AIM
Transcribe the records exactly. Pictures do not belong in the transcription.

--------

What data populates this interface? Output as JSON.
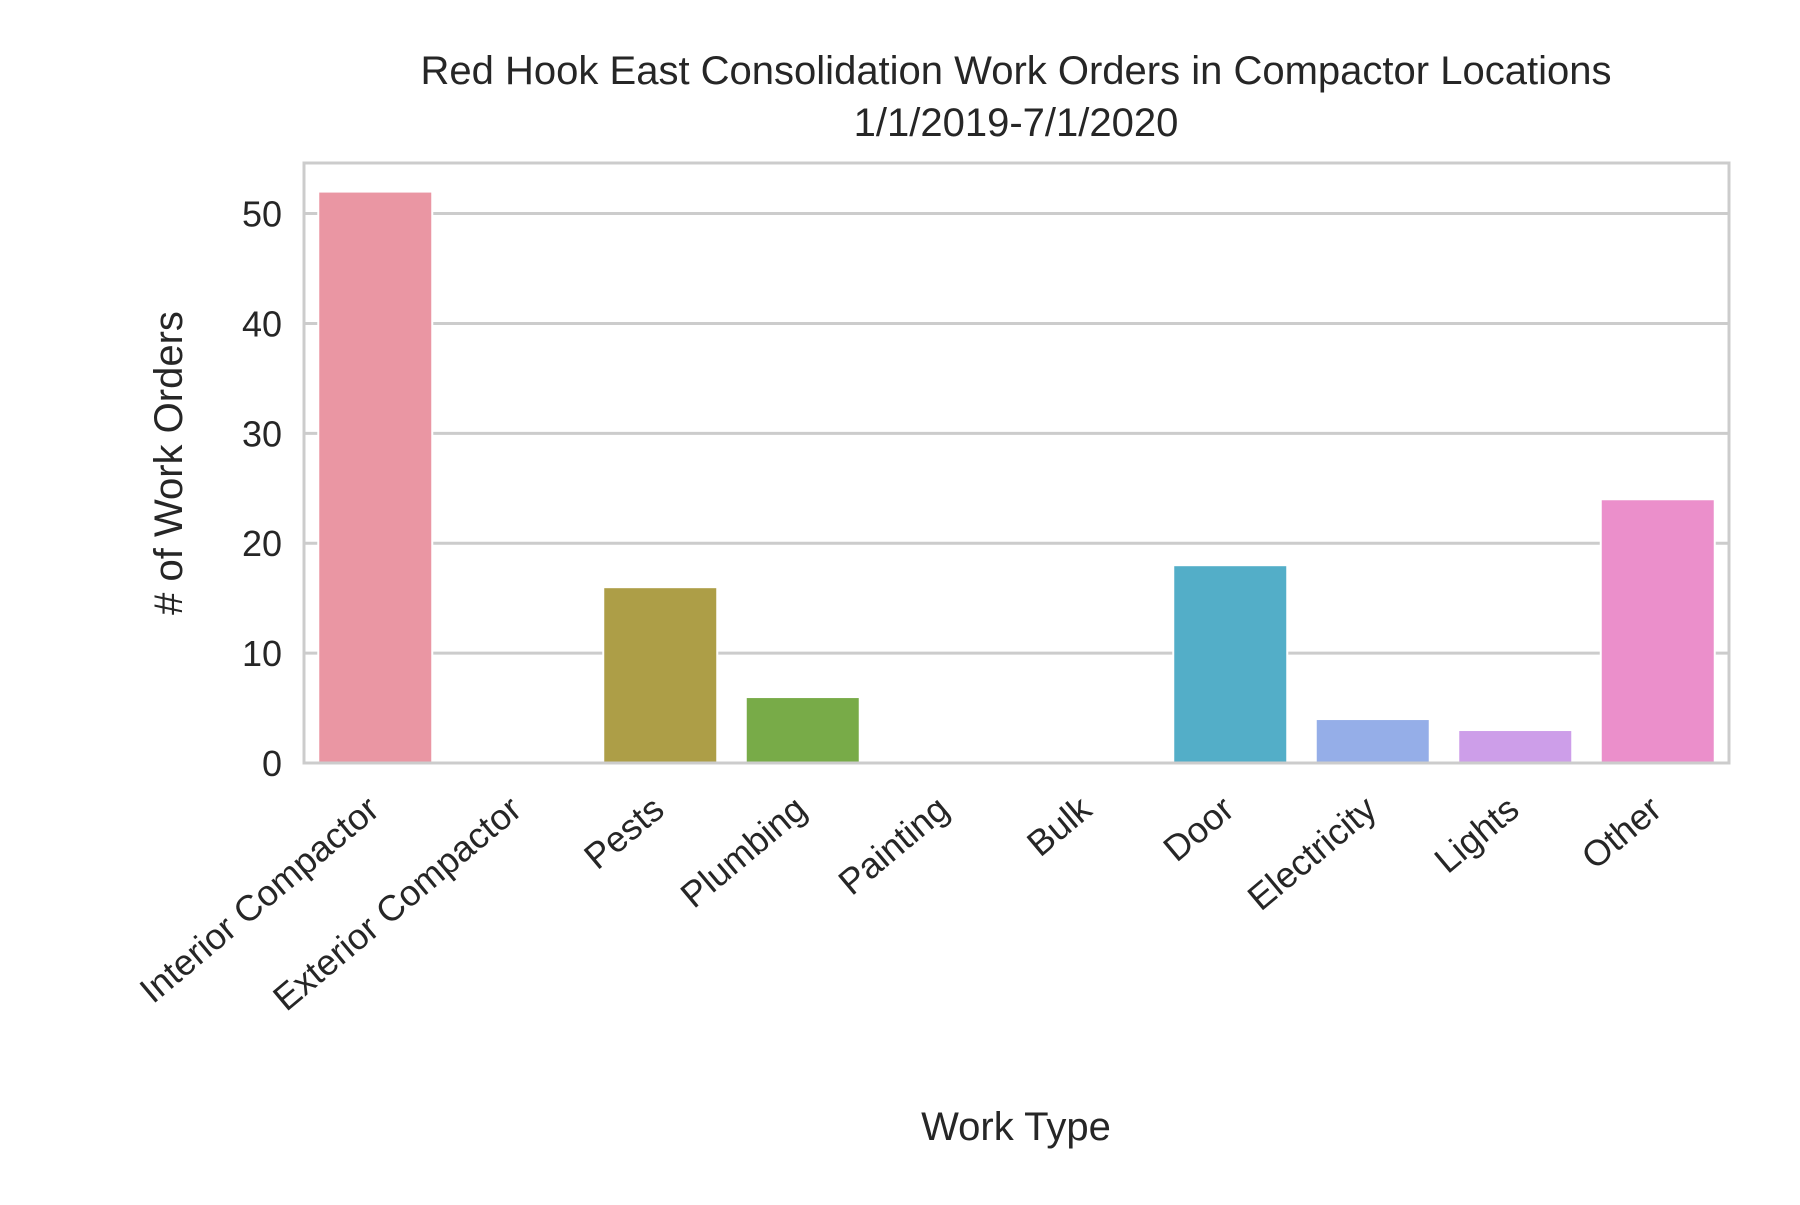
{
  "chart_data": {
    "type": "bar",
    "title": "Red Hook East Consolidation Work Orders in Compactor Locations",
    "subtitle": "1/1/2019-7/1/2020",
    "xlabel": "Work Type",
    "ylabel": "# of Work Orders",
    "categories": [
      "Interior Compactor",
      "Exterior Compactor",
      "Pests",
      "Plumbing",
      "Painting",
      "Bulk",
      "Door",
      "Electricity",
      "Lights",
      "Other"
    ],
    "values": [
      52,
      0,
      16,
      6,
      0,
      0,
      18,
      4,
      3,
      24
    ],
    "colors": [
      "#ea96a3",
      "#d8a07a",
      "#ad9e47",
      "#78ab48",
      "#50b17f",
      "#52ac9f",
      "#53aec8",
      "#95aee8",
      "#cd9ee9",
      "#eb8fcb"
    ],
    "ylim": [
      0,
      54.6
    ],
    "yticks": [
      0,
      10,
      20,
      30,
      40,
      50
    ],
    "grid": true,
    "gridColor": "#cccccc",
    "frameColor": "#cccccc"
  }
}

--------

CORRECT RESPONSE
What data populates this interface? Output as JSON.
{
  "chart_data": {
    "type": "bar",
    "title": "Red Hook East Consolidation Work Orders in Compactor Locations",
    "subtitle": "1/1/2019-7/1/2020",
    "xlabel": "Work Type",
    "ylabel": "# of Work Orders",
    "categories": [
      "Interior Compactor",
      "Exterior Compactor",
      "Pests",
      "Plumbing",
      "Painting",
      "Bulk",
      "Door",
      "Electricity",
      "Lights",
      "Other"
    ],
    "values": [
      52,
      0,
      16,
      6,
      0,
      0,
      18,
      4,
      3,
      24
    ],
    "colors": [
      "#ea96a3",
      "#d8a07a",
      "#ad9e47",
      "#78ab48",
      "#50b17f",
      "#52ac9f",
      "#53aec8",
      "#95aee8",
      "#cd9ee9",
      "#eb8fcb"
    ],
    "ylim": [
      0,
      54.6
    ],
    "yticks": [
      0,
      10,
      20,
      30,
      40,
      50
    ],
    "grid": true,
    "gridColor": "#cccccc",
    "frameColor": "#cccccc"
  }
}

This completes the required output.